**** Ausgewählter Abschnitt
Die Umgangssprache neigt ja zur praktischen Vereinfachung, von daher hat es eine Verkomplizierung generell schwer, sich durchzusetzen. Das ist in meinem Umfeld genauso, und mir wäre es regelrecht peinlich zu Gendern. Zumal es ja schon eine seit Jahrzehnten bewährte Form gibt, die von allen verstanden wird, die die deutsche Sprache halbwegs beherrschen. Bei mir kommt dazu, dass meine Muttersprache Bairisch ist, und Gendern auf Bairisch ist für mich eine gruslige Vorstellung. Ich habe den Eindruck, dass Gendern und Dialekt / Mundart generell nicht zusammengeht.
Im beruflichen Umfeld spielt sich bei mir fast alles auf Englisch ab, das ist das ohnehin praktisch kein Thema, wie Jewel ja schon schreibt. Es gibt ein paar Ausnahmen (actress, policewoman), aber ansonsten sind Berufsbezeichnungen zur allgemeinen Zufriedenheit generisch. Das mag auch damit zusammenhängen, dass es mit "the" auch nur einen generischen Artikel gibt.
********
**** Gesammelte Daten
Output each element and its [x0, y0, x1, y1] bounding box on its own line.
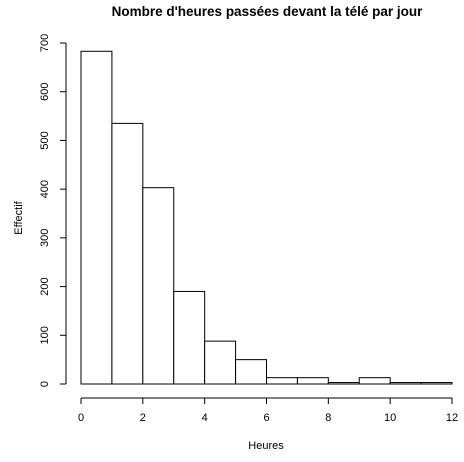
********
▶ Aufgabe 1
Schreib aus dem Text übers Gendern die Stelle wortgetreu ab, die mit „Im beruflichen Umfeld“ anfängt und bis einschließlich „generischen Artikel gibt.“ geht.
▶ Aufgabe 2
Welche zwei englischen Berufsbezeichnungen nennt der Text übers Gendern als Ausnahmen?
▶ Aufgabe 3
Setz den Text übers Gendern nach seinem letzten Satz fort.

▶ Endgültige Antwort 1
Im beruflichen Umfeld spielt sich bei mir fast alles auf Englisch ab, das ist das ohnehin praktisch kein Thema, wie Jewel ja schon schreibt. Es gibt ein paar Ausnahmen (actress, policewoman), aber ansonsten sind Berufsbezeichnungen zur allgemeinen Zufriedenheit generisch. Das mag auch damit zusammenhängen, dass es mit "the" auch nur einen generischen Artikel gibt.

▶ Endgültige Antwort 2
actress und policewoman

▶ Endgültige Antwort 3
Was das Gendern in Medien und Politik angeht: Ja, es stört mich. Der eine verhaspelt sich, der andere benutzt das als zusätzliche Füllwörter, um seine Schachtelsätze noch weiter zu verlängern und mit noch mehr Worten noch weniger zu sagen (Was ist eigentlich das Plural von "Wort" - "Worte" oder "Wörter"?). In geschriebenen Texten stört es den Lesefluss. Es stört mich aber nicht so sehr, dass ich jedesmal ein Fass aufmachen und mich echauffieren müsste. Ich lasse es halt über mich ergehen. Es wäre mir auch zu albern, deswegen z.B. mein ME-Abo zu kündigen.
die wahrnehmung, dass sich gendern in der gesprochenen sprache nicht durchsetzt, hängt, wenn ich das alles hier lese, anscheinend sehr vom eigenen umfeld ab. in meinem wird recht konsequent gegendert. und zwar so sehr, dass meinem freund sofort auffiel, dass er es als einziger nicht machte und sich inzwischen daran angepasst hat.
Die gesprochene Lücke finde ich in den meisten Fällen so leicht machbar und stört so wenig, dass es mir schwerfällt, die Aufregung der GegnerInnen zu verstehen - also bei denen, die wirklich vehement dagegen sind.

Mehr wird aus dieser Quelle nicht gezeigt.